Stored records
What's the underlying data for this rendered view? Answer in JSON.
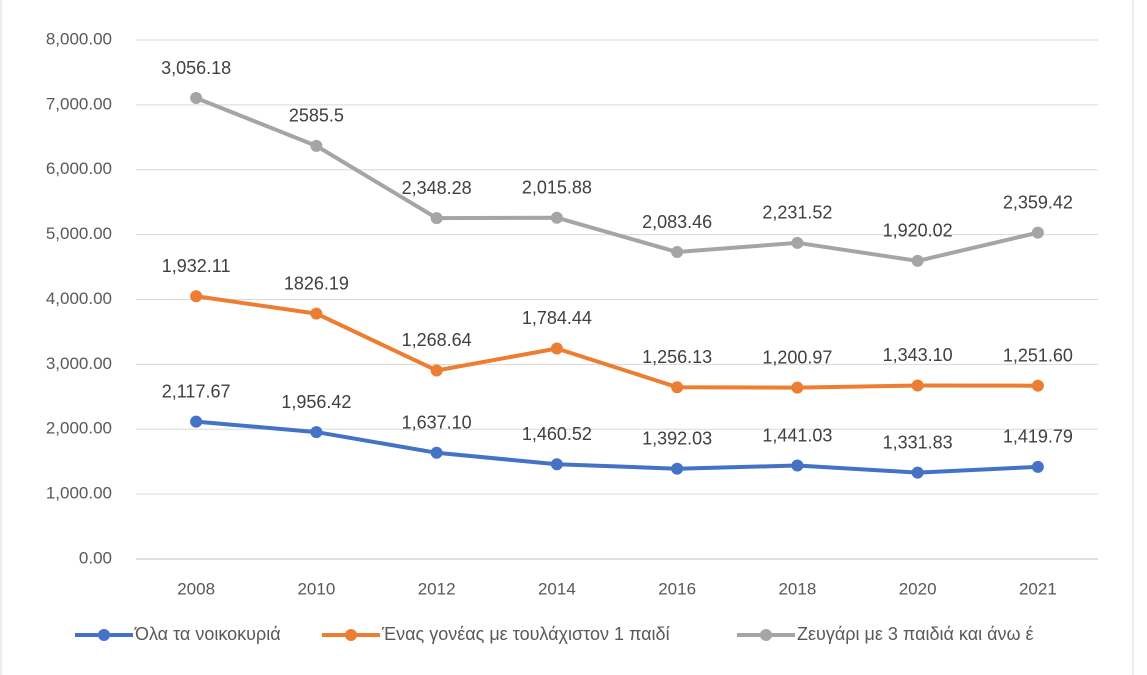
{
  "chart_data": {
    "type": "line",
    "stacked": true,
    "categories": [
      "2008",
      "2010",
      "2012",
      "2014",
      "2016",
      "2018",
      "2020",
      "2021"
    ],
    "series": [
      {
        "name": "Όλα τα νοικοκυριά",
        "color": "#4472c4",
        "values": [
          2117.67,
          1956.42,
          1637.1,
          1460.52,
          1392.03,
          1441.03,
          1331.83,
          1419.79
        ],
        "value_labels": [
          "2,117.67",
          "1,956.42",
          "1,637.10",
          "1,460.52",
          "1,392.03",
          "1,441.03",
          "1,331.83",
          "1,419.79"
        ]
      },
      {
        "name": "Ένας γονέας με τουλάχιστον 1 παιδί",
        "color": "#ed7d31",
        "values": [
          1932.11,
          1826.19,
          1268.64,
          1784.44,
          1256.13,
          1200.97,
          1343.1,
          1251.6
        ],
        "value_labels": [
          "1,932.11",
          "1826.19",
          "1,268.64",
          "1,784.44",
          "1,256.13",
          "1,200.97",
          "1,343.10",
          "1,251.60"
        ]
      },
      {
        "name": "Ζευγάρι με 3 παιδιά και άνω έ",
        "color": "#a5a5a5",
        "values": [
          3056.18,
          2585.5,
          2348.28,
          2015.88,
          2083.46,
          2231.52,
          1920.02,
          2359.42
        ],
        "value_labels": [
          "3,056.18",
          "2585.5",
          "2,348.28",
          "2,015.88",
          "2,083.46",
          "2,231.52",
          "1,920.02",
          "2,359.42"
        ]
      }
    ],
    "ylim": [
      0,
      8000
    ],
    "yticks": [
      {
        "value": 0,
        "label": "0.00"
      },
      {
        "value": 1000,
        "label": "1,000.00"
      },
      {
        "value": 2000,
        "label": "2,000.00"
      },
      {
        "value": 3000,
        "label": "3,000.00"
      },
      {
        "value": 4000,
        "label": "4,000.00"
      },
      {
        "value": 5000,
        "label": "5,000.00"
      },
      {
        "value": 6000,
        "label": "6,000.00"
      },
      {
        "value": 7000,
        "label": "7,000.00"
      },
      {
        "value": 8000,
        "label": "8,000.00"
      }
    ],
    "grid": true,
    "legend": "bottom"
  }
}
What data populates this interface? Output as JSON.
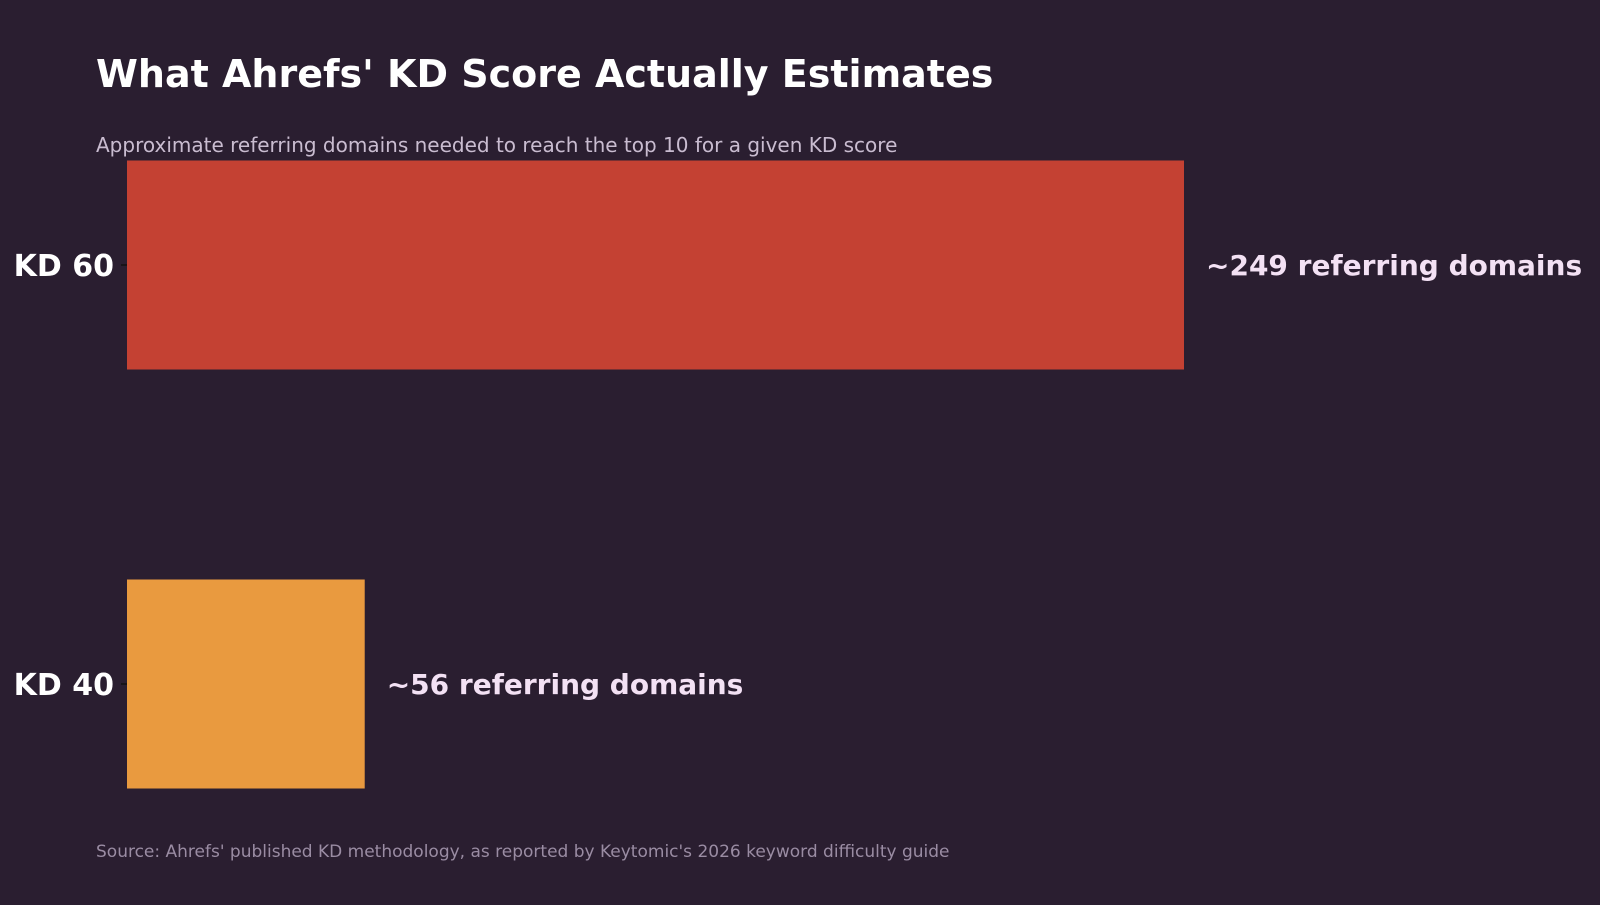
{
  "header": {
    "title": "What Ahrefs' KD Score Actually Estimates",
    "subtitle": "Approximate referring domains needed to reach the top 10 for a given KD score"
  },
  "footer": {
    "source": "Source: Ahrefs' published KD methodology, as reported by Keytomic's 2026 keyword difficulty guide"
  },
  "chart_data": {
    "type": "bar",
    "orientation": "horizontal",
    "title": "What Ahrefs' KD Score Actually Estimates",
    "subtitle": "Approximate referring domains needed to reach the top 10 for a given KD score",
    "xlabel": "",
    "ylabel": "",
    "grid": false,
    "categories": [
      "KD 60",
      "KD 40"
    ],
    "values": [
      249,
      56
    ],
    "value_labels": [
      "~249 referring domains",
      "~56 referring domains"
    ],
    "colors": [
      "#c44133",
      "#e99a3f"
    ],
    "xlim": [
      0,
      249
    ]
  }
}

> [Challenge]
The data above should be repeated exactly, minus any pictures.

> [Answer below]
What's the underlying data for this rendered view? Answer in JSON.
{
  "chart_data": {
    "type": "line",
    "stacked": true,
    "categories": [
      "2008",
      "2010",
      "2012",
      "2014",
      "2016",
      "2018",
      "2020",
      "2021"
    ],
    "series": [
      {
        "name": "Όλα τα νοικοκυριά",
        "color": "#4472c4",
        "values": [
          2117.67,
          1956.42,
          1637.1,
          1460.52,
          1392.03,
          1441.03,
          1331.83,
          1419.79
        ],
        "value_labels": [
          "2,117.67",
          "1,956.42",
          "1,637.10",
          "1,460.52",
          "1,392.03",
          "1,441.03",
          "1,331.83",
          "1,419.79"
        ]
      },
      {
        "name": "Ένας γονέας με τουλάχιστον 1 παιδί",
        "color": "#ed7d31",
        "values": [
          1932.11,
          1826.19,
          1268.64,
          1784.44,
          1256.13,
          1200.97,
          1343.1,
          1251.6
        ],
        "value_labels": [
          "1,932.11",
          "1826.19",
          "1,268.64",
          "1,784.44",
          "1,256.13",
          "1,200.97",
          "1,343.10",
          "1,251.60"
        ]
      },
      {
        "name": "Ζευγάρι με 3 παιδιά και άνω έ",
        "color": "#a5a5a5",
        "values": [
          3056.18,
          2585.5,
          2348.28,
          2015.88,
          2083.46,
          2231.52,
          1920.02,
          2359.42
        ],
        "value_labels": [
          "3,056.18",
          "2585.5",
          "2,348.28",
          "2,015.88",
          "2,083.46",
          "2,231.52",
          "1,920.02",
          "2,359.42"
        ]
      }
    ],
    "ylim": [
      0,
      8000
    ],
    "yticks": [
      {
        "value": 0,
        "label": "0.00"
      },
      {
        "value": 1000,
        "label": "1,000.00"
      },
      {
        "value": 2000,
        "label": "2,000.00"
      },
      {
        "value": 3000,
        "label": "3,000.00"
      },
      {
        "value": 4000,
        "label": "4,000.00"
      },
      {
        "value": 5000,
        "label": "5,000.00"
      },
      {
        "value": 6000,
        "label": "6,000.00"
      },
      {
        "value": 7000,
        "label": "7,000.00"
      },
      {
        "value": 8000,
        "label": "8,000.00"
      }
    ],
    "grid": true,
    "legend": "bottom"
  }
}
What data populates this interface? Output as JSON.
{
  "header": {
    "title": "What Ahrefs' KD Score Actually Estimates",
    "subtitle": "Approximate referring domains needed to reach the top 10 for a given KD score"
  },
  "footer": {
    "source": "Source: Ahrefs' published KD methodology, as reported by Keytomic's 2026 keyword difficulty guide"
  },
  "chart_data": {
    "type": "bar",
    "orientation": "horizontal",
    "title": "What Ahrefs' KD Score Actually Estimates",
    "subtitle": "Approximate referring domains needed to reach the top 10 for a given KD score",
    "xlabel": "",
    "ylabel": "",
    "grid": false,
    "categories": [
      "KD 60",
      "KD 40"
    ],
    "values": [
      249,
      56
    ],
    "value_labels": [
      "~249 referring domains",
      "~56 referring domains"
    ],
    "colors": [
      "#c44133",
      "#e99a3f"
    ],
    "xlim": [
      0,
      249
    ]
  }
}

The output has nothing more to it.